WORK TO DO:
In the data below, find each line containing the string "следующей" and return it.

THE DATA:
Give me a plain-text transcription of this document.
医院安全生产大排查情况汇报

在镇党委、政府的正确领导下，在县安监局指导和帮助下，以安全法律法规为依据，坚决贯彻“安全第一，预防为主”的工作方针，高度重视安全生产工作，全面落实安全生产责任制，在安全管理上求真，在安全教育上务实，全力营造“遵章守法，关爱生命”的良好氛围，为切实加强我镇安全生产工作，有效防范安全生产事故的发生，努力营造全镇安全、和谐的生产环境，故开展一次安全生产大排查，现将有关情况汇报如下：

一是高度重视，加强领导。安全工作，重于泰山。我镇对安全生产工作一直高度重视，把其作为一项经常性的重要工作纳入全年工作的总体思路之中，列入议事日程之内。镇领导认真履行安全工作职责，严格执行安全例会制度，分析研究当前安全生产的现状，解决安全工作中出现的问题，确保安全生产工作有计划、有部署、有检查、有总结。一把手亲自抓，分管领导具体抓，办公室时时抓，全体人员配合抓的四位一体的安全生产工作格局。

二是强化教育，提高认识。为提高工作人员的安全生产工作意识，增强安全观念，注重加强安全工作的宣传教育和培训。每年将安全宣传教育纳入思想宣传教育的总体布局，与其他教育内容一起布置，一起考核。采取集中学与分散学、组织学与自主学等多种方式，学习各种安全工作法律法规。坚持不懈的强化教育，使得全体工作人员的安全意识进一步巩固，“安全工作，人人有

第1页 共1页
* * *
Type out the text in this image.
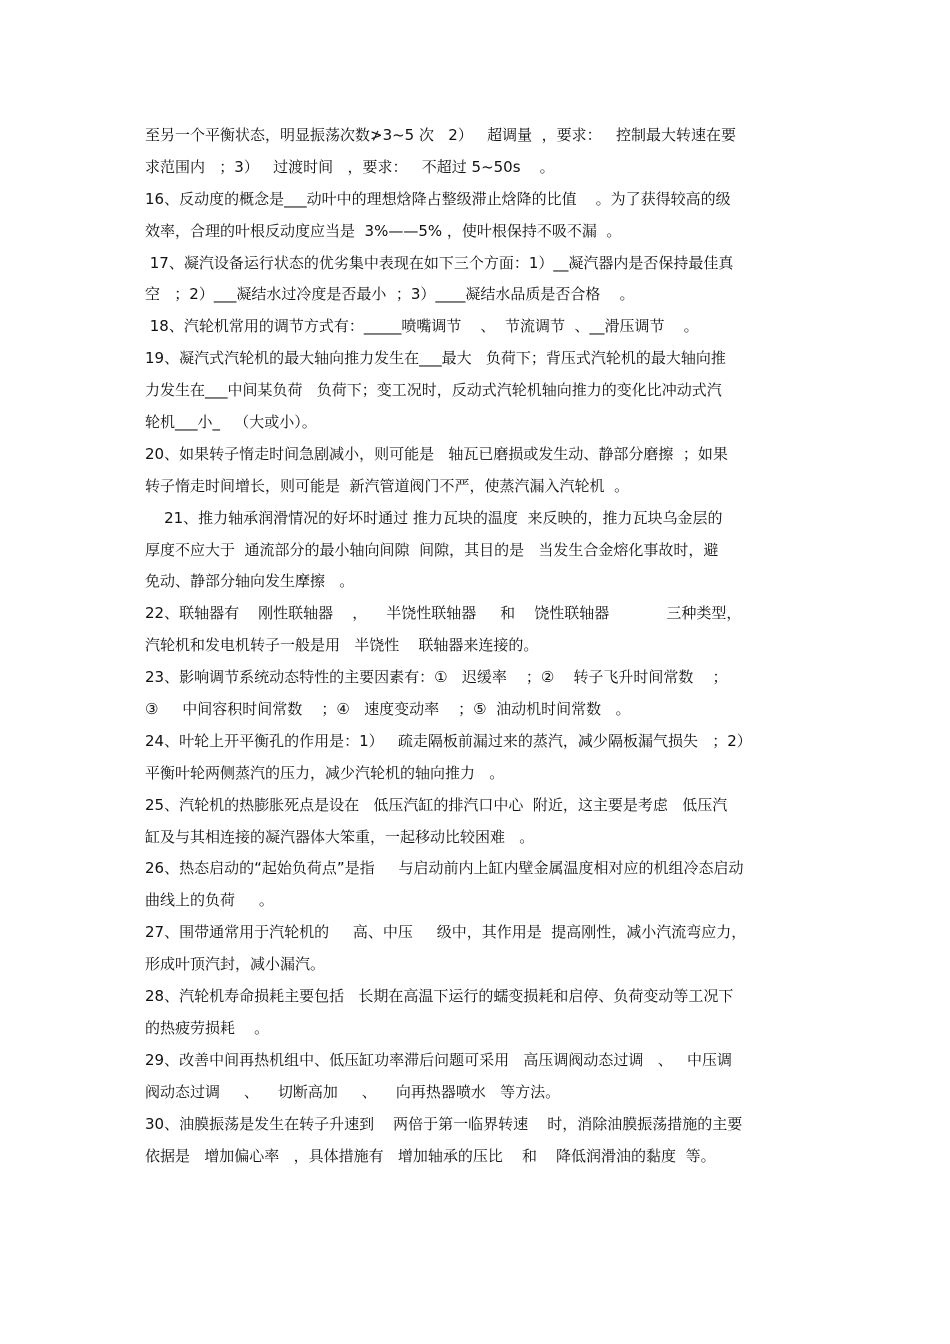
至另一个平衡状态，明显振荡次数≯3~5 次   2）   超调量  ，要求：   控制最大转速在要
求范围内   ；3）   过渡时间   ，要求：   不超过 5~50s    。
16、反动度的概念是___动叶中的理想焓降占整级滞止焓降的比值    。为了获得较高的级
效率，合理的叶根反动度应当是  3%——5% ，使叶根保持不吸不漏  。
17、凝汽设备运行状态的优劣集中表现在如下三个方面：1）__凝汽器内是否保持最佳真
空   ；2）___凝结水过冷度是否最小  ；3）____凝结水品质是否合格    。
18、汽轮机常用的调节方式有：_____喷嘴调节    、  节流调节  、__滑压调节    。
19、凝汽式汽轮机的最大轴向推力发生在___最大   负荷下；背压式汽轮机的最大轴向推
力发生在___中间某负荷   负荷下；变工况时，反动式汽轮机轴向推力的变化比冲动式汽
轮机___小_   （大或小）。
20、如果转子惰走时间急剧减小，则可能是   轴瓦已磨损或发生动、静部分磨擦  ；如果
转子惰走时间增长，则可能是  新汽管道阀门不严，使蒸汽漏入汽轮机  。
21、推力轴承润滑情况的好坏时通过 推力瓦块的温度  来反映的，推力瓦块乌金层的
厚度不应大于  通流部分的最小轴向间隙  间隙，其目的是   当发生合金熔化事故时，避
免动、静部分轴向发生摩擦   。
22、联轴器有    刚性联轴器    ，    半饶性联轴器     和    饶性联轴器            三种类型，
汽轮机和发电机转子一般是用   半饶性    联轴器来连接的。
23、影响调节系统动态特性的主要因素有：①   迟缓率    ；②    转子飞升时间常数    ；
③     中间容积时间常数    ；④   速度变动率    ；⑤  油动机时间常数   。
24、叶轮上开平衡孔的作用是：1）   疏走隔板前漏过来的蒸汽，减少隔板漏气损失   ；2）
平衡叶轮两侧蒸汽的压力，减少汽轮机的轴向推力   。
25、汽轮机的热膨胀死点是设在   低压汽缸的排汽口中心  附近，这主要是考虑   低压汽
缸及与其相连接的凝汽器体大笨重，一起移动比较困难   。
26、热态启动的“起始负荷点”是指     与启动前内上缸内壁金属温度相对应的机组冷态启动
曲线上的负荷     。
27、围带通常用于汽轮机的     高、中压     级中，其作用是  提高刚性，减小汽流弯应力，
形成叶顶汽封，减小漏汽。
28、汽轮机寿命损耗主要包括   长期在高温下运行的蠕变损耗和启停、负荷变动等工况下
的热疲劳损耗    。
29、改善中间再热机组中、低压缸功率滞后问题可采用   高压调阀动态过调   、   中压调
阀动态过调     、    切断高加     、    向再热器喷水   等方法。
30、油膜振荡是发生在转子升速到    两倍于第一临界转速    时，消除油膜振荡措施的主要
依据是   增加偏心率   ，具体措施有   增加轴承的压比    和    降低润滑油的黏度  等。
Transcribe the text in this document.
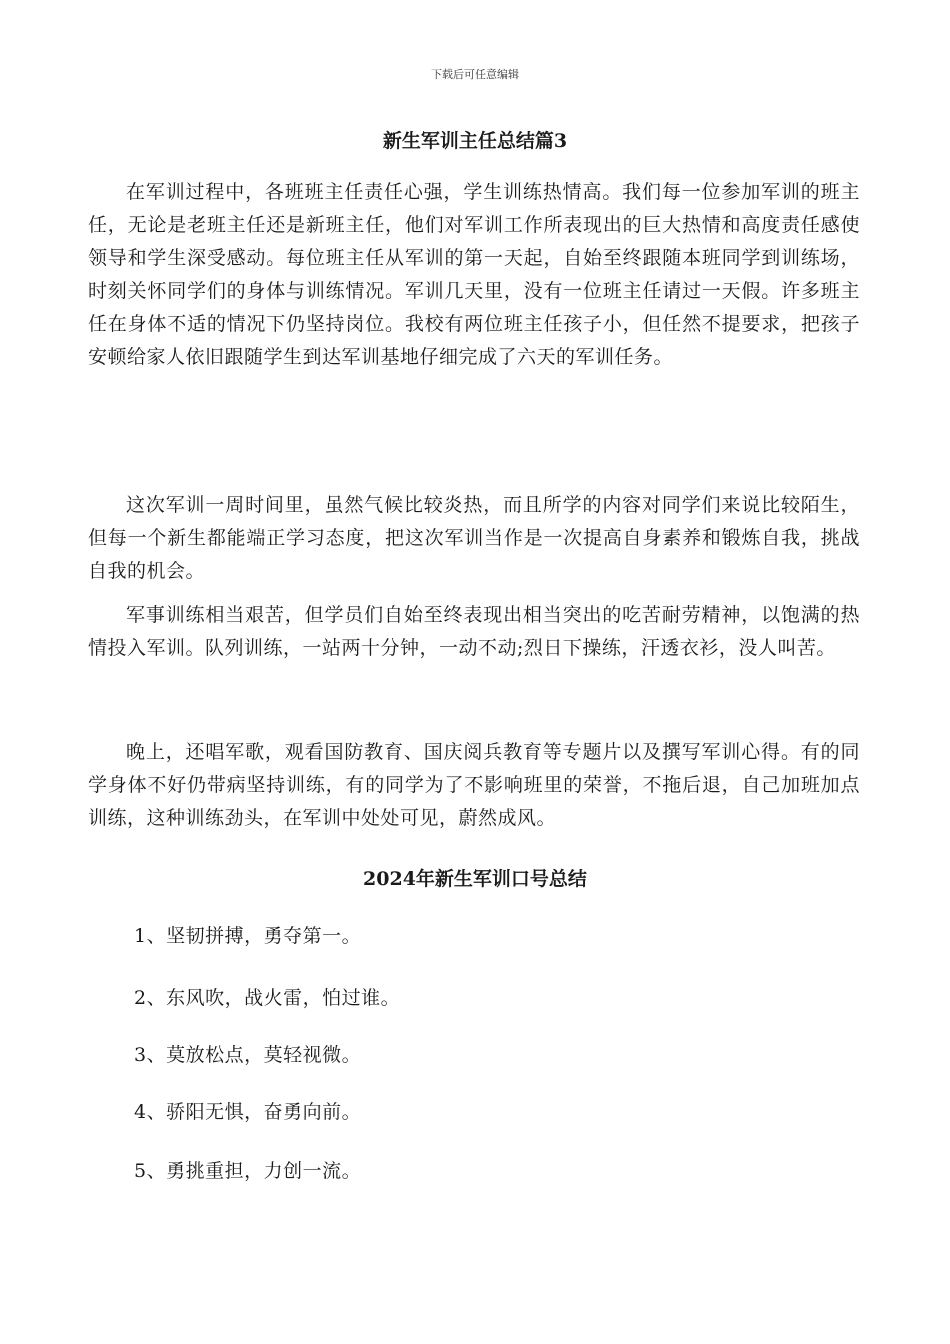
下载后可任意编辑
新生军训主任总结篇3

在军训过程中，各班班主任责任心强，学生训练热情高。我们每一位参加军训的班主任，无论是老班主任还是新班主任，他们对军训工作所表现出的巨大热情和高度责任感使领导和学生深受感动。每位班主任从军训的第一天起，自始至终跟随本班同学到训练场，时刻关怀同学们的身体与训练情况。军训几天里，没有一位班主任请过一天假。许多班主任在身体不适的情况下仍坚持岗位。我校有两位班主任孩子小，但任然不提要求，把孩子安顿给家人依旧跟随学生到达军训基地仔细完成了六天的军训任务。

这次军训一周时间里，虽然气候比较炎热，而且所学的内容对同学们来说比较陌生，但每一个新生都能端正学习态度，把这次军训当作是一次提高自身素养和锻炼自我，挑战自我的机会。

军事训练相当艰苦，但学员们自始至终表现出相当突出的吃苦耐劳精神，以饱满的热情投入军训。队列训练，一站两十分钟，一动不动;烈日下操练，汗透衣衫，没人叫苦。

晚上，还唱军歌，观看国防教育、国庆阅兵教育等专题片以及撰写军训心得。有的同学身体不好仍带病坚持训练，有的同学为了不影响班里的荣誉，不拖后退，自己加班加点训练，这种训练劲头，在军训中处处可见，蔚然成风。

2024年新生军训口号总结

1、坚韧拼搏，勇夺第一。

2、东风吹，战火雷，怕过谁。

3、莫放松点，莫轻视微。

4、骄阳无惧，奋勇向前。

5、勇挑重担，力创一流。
--
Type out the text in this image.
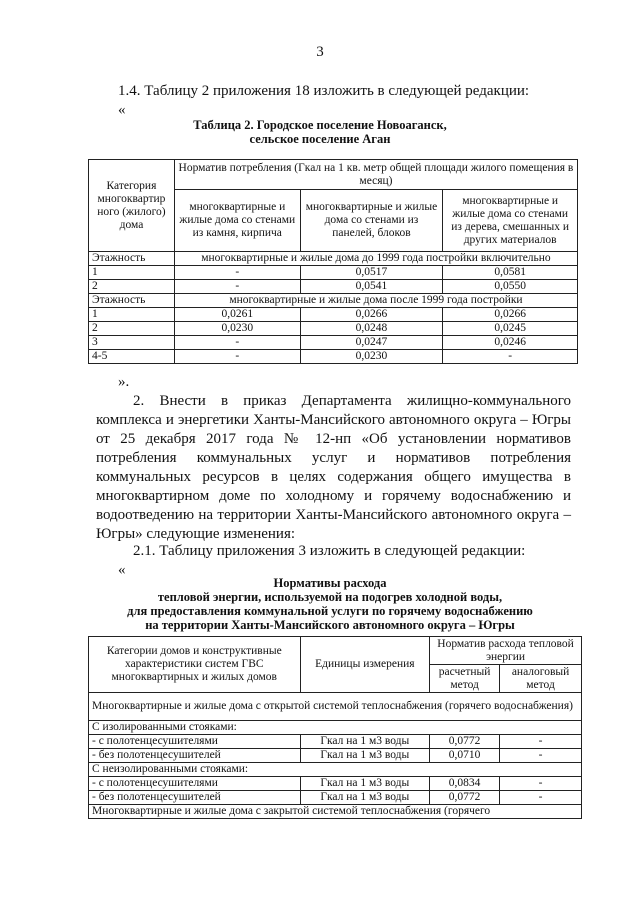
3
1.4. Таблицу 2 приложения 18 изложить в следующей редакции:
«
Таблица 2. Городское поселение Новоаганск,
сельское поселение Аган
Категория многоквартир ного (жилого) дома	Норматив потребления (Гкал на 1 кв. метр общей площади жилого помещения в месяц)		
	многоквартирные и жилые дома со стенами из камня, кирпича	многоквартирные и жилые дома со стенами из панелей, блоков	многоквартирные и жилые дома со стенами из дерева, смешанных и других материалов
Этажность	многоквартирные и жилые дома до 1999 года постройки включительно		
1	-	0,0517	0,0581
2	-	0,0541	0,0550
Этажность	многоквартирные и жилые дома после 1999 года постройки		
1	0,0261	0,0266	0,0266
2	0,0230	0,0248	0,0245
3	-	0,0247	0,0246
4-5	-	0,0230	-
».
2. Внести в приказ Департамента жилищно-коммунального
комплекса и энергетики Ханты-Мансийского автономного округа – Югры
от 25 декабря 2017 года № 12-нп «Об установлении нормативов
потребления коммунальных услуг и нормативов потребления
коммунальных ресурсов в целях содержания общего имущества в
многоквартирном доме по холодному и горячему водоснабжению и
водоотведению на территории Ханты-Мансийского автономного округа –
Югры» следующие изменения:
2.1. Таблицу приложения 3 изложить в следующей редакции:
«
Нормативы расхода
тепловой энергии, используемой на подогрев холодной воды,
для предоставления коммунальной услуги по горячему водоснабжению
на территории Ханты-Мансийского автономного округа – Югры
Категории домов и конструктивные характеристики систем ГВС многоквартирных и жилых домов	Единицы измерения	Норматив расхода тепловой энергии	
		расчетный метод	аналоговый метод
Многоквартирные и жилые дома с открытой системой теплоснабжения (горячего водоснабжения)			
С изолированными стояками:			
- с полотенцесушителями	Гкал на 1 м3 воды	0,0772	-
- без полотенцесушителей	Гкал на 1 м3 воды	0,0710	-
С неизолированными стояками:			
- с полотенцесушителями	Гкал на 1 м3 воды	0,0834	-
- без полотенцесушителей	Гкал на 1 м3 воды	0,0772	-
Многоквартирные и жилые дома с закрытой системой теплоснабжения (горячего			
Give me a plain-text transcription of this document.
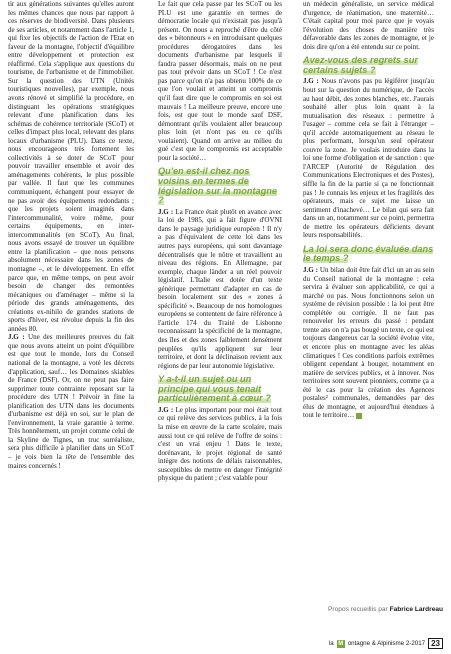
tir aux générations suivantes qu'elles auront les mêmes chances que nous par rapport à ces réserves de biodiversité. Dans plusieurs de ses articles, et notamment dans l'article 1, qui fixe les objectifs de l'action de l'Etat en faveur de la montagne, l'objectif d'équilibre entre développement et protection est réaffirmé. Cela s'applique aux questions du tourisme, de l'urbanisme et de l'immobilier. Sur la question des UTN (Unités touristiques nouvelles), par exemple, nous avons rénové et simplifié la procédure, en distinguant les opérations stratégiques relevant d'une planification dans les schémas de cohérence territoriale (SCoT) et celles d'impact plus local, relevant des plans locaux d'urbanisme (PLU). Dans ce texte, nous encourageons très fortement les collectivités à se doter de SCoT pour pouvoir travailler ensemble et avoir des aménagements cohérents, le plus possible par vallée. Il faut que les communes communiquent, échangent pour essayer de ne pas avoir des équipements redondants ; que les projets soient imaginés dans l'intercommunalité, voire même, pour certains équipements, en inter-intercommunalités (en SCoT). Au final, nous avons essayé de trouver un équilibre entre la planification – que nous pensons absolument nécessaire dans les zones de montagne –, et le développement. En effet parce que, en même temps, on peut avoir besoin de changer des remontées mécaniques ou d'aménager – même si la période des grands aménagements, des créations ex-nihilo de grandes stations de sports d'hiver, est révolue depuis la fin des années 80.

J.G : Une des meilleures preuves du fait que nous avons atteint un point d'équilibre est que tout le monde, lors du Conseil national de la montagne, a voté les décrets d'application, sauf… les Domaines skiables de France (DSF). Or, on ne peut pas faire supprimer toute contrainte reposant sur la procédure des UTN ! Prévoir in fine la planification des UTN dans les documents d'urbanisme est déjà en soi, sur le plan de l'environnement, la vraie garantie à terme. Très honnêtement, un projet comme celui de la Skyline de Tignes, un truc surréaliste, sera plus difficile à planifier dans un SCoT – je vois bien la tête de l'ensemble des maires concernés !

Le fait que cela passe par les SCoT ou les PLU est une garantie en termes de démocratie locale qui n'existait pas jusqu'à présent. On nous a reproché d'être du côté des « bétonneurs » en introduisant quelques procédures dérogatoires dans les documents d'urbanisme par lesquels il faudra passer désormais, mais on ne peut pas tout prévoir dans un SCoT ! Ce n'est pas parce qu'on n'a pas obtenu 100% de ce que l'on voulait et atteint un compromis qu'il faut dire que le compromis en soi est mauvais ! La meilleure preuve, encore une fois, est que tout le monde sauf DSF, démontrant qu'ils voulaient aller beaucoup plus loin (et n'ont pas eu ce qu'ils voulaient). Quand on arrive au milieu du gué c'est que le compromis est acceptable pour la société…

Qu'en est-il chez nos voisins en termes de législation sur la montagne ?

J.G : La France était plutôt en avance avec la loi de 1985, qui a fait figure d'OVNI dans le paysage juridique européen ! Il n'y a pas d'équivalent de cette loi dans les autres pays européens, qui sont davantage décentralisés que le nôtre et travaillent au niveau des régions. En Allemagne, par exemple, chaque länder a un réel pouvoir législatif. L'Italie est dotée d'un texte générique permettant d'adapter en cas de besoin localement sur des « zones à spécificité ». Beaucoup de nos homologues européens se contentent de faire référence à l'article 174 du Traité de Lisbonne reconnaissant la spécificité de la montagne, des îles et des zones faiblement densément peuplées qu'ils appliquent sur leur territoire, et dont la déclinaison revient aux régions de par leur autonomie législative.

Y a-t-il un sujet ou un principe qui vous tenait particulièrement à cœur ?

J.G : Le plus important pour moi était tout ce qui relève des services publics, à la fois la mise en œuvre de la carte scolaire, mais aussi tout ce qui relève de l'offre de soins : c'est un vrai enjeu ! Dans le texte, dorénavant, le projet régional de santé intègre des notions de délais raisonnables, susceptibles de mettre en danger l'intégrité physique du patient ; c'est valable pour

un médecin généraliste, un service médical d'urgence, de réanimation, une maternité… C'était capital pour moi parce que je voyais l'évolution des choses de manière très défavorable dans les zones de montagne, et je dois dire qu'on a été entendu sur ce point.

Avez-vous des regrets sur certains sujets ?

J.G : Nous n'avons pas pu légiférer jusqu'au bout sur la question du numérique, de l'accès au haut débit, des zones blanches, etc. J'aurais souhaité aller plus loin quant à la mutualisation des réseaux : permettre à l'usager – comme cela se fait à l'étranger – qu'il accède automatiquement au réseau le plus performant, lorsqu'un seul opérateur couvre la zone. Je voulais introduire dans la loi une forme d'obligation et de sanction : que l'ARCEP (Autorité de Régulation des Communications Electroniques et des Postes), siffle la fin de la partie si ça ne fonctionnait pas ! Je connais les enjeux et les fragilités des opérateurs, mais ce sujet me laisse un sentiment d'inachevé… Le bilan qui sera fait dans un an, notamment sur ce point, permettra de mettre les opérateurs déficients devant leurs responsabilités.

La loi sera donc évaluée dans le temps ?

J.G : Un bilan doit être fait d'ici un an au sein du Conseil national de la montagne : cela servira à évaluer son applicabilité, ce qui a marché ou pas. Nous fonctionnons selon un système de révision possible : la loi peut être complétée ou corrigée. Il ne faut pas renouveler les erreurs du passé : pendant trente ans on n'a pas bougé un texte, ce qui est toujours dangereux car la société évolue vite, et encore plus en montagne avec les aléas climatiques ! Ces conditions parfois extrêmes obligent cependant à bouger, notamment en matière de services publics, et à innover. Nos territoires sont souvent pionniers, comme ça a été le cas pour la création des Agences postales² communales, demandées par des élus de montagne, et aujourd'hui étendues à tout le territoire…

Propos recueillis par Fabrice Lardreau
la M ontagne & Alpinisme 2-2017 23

SOLUTION TO THE PROBLEM:
1.4. Таблицу 2 приложения 18 изложить в следующей редакции:
2.1. Таблицу приложения 3 изложить в следующей редакции:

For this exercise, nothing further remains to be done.